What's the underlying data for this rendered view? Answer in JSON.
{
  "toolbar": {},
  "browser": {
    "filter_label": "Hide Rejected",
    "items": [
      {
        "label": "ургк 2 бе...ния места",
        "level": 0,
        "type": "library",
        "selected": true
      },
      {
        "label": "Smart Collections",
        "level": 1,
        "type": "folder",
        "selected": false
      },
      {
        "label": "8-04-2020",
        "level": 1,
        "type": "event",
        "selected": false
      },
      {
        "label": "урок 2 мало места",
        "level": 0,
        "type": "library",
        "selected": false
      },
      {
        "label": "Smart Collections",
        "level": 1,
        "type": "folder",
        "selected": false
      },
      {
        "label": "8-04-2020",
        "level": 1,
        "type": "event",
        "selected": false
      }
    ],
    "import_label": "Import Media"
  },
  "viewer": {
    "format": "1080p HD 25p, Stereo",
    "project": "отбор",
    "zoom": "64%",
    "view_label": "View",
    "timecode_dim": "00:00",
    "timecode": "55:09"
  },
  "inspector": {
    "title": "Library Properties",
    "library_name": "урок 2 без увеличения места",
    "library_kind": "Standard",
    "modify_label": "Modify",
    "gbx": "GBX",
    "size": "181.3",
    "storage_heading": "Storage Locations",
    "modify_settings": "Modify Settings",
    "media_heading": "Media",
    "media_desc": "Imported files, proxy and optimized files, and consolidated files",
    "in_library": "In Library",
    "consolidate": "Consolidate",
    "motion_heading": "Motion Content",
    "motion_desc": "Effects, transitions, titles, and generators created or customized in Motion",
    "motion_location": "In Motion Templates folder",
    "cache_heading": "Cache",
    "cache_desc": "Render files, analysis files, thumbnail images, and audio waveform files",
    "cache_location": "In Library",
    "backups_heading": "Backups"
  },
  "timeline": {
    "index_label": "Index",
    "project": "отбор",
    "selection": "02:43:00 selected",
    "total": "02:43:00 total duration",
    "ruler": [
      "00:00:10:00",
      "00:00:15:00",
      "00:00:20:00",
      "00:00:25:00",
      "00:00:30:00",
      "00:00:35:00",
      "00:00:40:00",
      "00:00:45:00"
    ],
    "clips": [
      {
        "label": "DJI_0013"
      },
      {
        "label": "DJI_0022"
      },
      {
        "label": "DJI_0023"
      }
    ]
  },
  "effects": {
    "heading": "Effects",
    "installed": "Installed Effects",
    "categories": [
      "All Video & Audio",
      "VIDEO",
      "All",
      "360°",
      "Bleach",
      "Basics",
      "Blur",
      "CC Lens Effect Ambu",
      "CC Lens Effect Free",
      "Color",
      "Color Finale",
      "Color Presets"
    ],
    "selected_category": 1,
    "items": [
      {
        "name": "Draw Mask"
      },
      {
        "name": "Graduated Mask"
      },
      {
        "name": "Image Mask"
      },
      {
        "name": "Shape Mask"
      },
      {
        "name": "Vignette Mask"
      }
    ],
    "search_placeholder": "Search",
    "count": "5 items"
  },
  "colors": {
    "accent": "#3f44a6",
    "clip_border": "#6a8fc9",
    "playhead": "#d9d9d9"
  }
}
________________
Task directions. Your task is to repeat the data exactly, with nothing left out.

Output for this exercise.
What's the underlying data for this rendered view? Answer in JSON.
{
  "toolbar": {},
  "browser": {
    "filter_label": "Hide Rejected",
    "items": [
      {
        "label": "ургк 2 бе...ния места",
        "level": 0,
        "type": "library",
        "selected": true
      },
      {
        "label": "Smart Collections",
        "level": 1,
        "type": "folder",
        "selected": false
      },
      {
        "label": "8-04-2020",
        "level": 1,
        "type": "event",
        "selected": false
      },
      {
        "label": "урок 2 мало места",
        "level": 0,
        "type": "library",
        "selected": false
      },
      {
        "label": "Smart Collections",
        "level": 1,
        "type": "folder",
        "selected": false
      },
      {
        "label": "8-04-2020",
        "level": 1,
        "type": "event",
        "selected": false
      }
    ],
    "import_label": "Import Media"
  },
  "viewer": {
    "format": "1080p HD 25p, Stereo",
    "project": "отбор",
    "zoom": "64%",
    "view_label": "View",
    "timecode_dim": "00:00",
    "timecode": "55:09"
  },
  "inspector": {
    "title": "Library Properties",
    "library_name": "урок 2 без увеличения места",
    "library_kind": "Standard",
    "modify_label": "Modify",
    "gbx": "GBX",
    "size": "181.3",
    "storage_heading": "Storage Locations",
    "modify_settings": "Modify Settings",
    "media_heading": "Media",
    "media_desc": "Imported files, proxy and optimized files, and consolidated files",
    "in_library": "In Library",
    "consolidate": "Consolidate",
    "motion_heading": "Motion Content",
    "motion_desc": "Effects, transitions, titles, and generators created or customized in Motion",
    "motion_location": "In Motion Templates folder",
    "cache_heading": "Cache",
    "cache_desc": "Render files, analysis files, thumbnail images, and audio waveform files",
    "cache_location": "In Library",
    "backups_heading": "Backups"
  },
  "timeline": {
    "index_label": "Index",
    "project": "отбор",
    "selection": "02:43:00 selected",
    "total": "02:43:00 total duration",
    "ruler": [
      "00:00:10:00",
      "00:00:15:00",
      "00:00:20:00",
      "00:00:25:00",
      "00:00:30:00",
      "00:00:35:00",
      "00:00:40:00",
      "00:00:45:00"
    ],
    "clips": [
      {
        "label": "DJI_0013"
      },
      {
        "label": "DJI_0022"
      },
      {
        "label": "DJI_0023"
      }
    ]
  },
  "effects": {
    "heading": "Effects",
    "installed": "Installed Effects",
    "categories": [
      "All Video & Audio",
      "VIDEO",
      "All",
      "360°",
      "Bleach",
      "Basics",
      "Blur",
      "CC Lens Effect Ambu",
      "CC Lens Effect Free",
      "Color",
      "Color Finale",
      "Color Presets"
    ],
    "selected_category": 1,
    "items": [
      {
        "name": "Draw Mask"
      },
      {
        "name": "Graduated Mask"
      },
      {
        "name": "Image Mask"
      },
      {
        "name": "Shape Mask"
      },
      {
        "name": "Vignette Mask"
      }
    ],
    "search_placeholder": "Search",
    "count": "5 items"
  },
  "colors": {
    "accent": "#3f44a6",
    "clip_border": "#6a8fc9",
    "playhead": "#d9d9d9"
  }
}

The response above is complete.